■ Challenge
Only the number is wanted: count the lines that include the word "райо".

■ Dataset entries
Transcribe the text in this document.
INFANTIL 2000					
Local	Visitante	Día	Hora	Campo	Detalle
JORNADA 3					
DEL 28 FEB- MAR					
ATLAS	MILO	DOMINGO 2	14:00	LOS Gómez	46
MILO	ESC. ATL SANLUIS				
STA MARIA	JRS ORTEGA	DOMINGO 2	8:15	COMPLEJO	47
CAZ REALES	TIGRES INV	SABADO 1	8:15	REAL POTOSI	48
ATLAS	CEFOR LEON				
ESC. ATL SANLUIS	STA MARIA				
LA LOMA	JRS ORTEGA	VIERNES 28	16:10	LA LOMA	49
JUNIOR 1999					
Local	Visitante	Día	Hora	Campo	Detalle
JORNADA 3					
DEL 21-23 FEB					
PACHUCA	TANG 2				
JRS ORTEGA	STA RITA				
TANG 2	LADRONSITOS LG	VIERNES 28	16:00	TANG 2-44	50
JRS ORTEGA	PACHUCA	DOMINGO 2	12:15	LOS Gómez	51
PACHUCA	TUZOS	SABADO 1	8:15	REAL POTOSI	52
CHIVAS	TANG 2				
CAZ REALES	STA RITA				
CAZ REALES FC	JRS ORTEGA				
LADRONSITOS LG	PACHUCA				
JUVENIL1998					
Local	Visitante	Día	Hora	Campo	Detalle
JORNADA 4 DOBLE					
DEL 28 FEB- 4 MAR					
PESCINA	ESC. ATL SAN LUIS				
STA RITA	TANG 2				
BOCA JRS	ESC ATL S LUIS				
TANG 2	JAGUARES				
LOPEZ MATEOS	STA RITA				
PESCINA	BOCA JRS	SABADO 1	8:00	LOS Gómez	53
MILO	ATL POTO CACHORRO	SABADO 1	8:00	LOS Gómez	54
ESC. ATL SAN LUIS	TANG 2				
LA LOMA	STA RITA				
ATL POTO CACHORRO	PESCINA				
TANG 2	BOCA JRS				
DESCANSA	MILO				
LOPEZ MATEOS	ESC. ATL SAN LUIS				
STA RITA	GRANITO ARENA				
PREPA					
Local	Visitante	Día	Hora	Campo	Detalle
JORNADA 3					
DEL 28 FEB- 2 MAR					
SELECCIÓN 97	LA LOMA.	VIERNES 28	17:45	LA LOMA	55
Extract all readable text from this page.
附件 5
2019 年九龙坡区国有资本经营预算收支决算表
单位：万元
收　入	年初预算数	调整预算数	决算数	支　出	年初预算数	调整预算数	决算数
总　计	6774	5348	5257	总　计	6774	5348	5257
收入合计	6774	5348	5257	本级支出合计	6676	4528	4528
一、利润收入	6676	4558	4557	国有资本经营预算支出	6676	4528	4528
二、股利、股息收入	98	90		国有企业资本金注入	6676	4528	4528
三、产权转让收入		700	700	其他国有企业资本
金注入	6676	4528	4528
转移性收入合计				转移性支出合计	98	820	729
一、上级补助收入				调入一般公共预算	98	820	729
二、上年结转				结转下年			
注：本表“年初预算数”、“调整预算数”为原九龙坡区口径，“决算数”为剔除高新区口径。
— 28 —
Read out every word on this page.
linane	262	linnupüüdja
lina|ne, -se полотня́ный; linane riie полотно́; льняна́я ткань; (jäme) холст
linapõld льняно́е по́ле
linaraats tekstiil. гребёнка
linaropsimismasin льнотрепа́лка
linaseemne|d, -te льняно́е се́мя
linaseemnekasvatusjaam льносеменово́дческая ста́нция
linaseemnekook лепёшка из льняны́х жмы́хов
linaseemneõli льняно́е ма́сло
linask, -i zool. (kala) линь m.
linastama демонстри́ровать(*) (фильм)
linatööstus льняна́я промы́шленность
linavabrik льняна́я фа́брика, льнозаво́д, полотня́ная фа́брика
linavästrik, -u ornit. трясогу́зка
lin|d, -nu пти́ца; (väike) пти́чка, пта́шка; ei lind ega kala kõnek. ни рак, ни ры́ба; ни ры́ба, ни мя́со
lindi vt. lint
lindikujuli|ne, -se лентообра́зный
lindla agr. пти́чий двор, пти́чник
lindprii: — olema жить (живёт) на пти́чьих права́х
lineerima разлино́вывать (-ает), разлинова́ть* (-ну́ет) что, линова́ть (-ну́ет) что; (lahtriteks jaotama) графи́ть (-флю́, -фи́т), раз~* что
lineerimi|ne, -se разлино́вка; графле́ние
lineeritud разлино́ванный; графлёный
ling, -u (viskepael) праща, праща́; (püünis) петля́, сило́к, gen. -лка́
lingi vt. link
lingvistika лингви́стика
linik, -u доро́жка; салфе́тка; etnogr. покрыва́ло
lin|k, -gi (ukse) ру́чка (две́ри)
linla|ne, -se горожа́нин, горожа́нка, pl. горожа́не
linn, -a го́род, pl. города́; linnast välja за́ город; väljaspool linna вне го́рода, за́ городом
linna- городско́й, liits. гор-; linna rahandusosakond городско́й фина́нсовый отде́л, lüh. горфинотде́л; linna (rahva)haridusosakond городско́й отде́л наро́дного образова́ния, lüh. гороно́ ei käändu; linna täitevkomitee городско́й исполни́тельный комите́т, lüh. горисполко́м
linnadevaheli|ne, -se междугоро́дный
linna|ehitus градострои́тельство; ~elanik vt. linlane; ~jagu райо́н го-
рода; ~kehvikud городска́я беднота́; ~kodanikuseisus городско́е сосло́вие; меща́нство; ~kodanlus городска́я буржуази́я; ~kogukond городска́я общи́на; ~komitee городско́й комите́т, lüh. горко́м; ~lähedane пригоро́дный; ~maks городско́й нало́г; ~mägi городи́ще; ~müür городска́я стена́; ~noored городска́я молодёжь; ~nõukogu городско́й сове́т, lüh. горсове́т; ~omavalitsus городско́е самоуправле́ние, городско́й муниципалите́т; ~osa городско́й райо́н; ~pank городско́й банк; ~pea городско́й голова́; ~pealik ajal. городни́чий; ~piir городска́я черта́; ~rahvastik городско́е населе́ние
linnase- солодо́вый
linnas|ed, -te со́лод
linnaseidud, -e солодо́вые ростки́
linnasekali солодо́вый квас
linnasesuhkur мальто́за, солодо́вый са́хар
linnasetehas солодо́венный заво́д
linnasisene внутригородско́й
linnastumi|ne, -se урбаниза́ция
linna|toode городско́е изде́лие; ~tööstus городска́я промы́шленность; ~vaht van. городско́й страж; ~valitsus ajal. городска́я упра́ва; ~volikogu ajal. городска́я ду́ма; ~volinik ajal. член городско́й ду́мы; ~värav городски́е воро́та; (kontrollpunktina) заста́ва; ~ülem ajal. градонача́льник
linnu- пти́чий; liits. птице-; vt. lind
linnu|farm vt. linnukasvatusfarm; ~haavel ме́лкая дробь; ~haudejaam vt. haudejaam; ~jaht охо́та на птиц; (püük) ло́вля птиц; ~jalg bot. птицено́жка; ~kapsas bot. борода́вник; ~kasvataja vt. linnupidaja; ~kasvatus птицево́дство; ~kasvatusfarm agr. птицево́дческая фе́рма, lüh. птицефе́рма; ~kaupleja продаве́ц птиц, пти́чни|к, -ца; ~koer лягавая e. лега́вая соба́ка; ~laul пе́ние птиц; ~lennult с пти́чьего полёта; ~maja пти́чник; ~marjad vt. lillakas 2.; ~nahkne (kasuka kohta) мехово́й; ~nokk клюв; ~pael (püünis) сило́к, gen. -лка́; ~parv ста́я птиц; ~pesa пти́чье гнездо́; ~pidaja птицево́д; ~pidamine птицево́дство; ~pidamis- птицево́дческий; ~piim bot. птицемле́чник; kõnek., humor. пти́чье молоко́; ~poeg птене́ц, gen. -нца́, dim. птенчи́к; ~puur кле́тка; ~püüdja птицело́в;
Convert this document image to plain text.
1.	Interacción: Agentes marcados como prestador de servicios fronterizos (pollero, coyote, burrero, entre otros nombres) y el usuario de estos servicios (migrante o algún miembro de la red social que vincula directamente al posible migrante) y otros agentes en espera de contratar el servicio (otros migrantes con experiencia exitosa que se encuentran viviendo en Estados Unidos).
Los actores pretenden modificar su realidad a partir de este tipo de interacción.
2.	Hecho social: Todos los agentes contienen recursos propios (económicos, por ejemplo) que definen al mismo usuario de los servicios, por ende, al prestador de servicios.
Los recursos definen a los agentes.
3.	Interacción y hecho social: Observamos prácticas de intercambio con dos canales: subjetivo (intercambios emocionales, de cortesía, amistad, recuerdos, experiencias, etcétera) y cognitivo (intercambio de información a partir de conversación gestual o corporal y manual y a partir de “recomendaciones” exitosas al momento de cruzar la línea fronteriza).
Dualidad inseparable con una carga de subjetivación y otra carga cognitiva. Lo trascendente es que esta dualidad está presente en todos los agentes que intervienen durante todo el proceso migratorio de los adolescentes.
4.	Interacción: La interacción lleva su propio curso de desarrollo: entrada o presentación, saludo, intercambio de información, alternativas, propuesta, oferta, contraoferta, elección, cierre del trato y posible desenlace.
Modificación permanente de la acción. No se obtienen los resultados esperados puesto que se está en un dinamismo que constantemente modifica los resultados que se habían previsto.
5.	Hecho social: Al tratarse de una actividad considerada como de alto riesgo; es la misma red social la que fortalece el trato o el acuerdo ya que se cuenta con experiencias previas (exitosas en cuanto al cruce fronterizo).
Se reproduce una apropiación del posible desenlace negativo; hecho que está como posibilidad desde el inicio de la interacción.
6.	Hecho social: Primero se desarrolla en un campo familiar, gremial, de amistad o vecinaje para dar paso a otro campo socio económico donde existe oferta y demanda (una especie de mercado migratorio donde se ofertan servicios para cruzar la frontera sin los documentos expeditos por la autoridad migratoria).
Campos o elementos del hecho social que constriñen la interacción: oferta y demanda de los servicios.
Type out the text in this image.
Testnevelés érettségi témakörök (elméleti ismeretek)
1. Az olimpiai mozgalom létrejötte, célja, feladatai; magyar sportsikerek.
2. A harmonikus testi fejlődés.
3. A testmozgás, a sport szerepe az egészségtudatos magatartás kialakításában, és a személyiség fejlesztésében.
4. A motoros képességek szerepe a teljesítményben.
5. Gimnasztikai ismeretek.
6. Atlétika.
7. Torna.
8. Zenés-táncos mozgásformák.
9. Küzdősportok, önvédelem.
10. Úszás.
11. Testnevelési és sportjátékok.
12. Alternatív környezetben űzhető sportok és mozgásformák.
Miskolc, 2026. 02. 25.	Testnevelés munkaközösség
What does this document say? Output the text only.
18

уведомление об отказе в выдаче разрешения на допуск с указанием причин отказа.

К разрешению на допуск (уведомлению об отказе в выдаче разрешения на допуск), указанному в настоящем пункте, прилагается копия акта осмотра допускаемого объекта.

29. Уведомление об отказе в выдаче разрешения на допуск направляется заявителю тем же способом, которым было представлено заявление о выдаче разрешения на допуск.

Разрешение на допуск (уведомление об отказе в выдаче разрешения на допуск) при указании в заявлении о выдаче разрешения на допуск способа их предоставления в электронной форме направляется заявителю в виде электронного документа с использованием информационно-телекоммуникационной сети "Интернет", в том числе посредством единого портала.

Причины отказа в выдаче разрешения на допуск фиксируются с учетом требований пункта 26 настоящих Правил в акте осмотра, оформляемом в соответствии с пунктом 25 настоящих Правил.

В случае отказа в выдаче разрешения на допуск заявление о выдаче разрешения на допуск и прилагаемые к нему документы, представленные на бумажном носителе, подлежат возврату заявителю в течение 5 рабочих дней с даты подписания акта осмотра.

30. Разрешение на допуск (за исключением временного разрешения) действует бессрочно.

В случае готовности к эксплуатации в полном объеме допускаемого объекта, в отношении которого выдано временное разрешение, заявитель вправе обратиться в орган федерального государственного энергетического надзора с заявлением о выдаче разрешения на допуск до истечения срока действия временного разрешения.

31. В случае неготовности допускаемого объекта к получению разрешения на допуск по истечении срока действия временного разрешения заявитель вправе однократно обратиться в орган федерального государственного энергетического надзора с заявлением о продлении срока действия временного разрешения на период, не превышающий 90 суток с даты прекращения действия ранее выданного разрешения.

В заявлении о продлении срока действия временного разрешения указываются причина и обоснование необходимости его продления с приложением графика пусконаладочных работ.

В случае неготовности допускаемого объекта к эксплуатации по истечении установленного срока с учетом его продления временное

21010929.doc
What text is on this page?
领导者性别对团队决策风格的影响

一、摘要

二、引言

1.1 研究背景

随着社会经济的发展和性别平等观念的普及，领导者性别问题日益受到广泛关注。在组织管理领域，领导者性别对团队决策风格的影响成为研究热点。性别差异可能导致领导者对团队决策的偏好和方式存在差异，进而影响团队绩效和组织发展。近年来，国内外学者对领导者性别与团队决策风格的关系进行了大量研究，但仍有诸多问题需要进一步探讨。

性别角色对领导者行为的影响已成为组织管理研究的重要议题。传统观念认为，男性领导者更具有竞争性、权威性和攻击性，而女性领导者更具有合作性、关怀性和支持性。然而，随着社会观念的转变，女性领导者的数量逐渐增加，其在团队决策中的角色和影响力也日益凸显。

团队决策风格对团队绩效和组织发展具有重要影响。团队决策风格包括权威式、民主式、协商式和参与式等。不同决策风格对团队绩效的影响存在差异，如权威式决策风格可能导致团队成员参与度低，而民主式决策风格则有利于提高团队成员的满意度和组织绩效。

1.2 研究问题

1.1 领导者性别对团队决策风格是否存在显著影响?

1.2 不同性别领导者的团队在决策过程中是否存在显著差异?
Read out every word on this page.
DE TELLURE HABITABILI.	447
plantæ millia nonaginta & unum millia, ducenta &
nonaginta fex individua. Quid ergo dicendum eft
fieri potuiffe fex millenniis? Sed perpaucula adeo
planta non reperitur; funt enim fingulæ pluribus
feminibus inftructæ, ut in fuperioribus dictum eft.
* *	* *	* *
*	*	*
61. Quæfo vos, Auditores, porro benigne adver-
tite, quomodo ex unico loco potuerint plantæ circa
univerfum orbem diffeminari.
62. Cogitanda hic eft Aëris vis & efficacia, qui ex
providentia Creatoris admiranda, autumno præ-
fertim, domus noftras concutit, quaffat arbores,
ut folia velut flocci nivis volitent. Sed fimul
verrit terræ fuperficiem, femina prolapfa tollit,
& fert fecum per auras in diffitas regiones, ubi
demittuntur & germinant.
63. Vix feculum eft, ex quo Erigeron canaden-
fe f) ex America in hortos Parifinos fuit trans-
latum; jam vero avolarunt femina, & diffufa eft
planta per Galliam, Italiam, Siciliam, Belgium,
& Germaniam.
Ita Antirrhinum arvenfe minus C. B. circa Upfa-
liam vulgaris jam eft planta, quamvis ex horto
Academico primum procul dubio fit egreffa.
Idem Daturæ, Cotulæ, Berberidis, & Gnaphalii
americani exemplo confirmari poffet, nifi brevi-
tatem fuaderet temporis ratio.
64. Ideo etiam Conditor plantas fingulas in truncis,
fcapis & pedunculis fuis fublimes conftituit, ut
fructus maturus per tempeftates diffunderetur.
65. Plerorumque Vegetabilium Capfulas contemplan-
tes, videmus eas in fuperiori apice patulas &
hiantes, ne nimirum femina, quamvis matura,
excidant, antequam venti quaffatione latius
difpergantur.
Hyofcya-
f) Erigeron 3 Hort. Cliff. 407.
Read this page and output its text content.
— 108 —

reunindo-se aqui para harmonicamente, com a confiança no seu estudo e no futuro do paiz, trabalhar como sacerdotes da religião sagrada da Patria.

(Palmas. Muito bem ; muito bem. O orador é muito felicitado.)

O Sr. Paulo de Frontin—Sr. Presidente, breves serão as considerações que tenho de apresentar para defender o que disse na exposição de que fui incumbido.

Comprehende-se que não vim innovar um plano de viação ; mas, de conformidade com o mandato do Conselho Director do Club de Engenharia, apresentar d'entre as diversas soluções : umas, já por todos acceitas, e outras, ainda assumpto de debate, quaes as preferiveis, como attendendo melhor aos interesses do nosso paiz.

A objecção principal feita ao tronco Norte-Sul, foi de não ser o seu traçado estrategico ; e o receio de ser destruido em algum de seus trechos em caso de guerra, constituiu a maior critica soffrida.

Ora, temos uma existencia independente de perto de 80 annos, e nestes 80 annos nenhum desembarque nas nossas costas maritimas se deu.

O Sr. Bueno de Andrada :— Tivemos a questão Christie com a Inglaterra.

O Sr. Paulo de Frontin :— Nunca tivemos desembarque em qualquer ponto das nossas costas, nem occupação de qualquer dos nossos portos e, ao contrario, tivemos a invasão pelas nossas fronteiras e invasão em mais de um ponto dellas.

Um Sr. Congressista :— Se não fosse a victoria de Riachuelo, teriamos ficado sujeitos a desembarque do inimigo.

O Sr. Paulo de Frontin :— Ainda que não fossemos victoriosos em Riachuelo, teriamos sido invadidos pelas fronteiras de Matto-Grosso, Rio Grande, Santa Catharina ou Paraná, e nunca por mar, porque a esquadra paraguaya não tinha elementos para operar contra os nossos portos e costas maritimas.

■ The answer
2